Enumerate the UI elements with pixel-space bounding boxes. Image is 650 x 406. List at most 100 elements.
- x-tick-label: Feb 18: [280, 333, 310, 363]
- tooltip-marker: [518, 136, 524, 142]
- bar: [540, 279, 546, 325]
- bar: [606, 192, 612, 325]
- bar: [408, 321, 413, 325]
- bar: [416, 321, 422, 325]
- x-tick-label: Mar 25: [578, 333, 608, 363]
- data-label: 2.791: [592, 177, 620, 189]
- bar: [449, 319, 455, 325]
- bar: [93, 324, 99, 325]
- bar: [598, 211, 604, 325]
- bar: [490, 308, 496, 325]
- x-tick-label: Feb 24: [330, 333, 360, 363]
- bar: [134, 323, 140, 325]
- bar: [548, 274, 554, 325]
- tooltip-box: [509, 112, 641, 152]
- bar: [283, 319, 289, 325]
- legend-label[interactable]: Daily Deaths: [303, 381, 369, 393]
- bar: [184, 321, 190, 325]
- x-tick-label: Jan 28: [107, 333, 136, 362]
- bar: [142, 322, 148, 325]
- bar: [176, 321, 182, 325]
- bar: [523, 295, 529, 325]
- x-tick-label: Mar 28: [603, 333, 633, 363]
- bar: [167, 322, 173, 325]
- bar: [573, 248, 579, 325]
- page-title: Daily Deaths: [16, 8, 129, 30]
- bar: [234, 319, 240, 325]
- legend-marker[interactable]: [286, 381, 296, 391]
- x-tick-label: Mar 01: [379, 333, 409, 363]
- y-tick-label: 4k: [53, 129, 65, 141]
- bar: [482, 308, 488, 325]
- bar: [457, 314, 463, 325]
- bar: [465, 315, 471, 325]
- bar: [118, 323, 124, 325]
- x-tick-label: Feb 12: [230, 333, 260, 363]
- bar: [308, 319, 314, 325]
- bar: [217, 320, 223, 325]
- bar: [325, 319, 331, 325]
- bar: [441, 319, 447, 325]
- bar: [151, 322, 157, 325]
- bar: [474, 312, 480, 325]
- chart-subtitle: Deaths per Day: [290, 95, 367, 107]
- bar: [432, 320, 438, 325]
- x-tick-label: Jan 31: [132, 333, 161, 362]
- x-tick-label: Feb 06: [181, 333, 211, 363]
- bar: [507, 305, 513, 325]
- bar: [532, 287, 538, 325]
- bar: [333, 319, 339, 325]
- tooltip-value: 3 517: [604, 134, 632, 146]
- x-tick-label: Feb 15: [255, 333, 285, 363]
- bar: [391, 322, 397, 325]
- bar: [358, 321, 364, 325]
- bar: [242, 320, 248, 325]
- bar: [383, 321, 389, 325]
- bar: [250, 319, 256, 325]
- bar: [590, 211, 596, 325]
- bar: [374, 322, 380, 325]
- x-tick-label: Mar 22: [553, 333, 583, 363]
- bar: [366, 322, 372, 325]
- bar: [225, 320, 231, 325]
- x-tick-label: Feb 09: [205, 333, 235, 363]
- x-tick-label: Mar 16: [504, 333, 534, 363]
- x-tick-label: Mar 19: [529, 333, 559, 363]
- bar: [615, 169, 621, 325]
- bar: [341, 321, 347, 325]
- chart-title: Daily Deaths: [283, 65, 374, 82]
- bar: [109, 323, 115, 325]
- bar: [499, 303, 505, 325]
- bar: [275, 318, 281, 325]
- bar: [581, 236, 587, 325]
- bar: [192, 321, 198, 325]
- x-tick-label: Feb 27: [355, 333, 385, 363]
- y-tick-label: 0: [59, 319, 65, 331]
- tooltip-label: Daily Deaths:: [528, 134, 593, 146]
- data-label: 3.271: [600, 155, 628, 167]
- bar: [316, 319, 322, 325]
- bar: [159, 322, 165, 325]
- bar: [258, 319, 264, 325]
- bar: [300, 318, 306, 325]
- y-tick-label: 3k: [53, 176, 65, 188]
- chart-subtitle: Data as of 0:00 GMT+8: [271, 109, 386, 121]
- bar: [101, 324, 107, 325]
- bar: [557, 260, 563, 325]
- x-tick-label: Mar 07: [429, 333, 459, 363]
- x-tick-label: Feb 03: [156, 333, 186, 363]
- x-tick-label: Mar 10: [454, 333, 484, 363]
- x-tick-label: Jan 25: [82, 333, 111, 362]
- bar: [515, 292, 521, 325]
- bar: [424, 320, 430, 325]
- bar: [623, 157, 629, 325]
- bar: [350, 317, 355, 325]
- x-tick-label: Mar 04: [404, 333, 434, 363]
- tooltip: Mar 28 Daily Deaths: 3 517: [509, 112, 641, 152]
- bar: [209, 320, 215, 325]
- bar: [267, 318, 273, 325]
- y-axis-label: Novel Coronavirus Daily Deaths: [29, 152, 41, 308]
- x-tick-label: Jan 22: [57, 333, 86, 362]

What to produce >>
Say, as a bare number, how many lines above contain the word "tooltip".

Expected output >>
5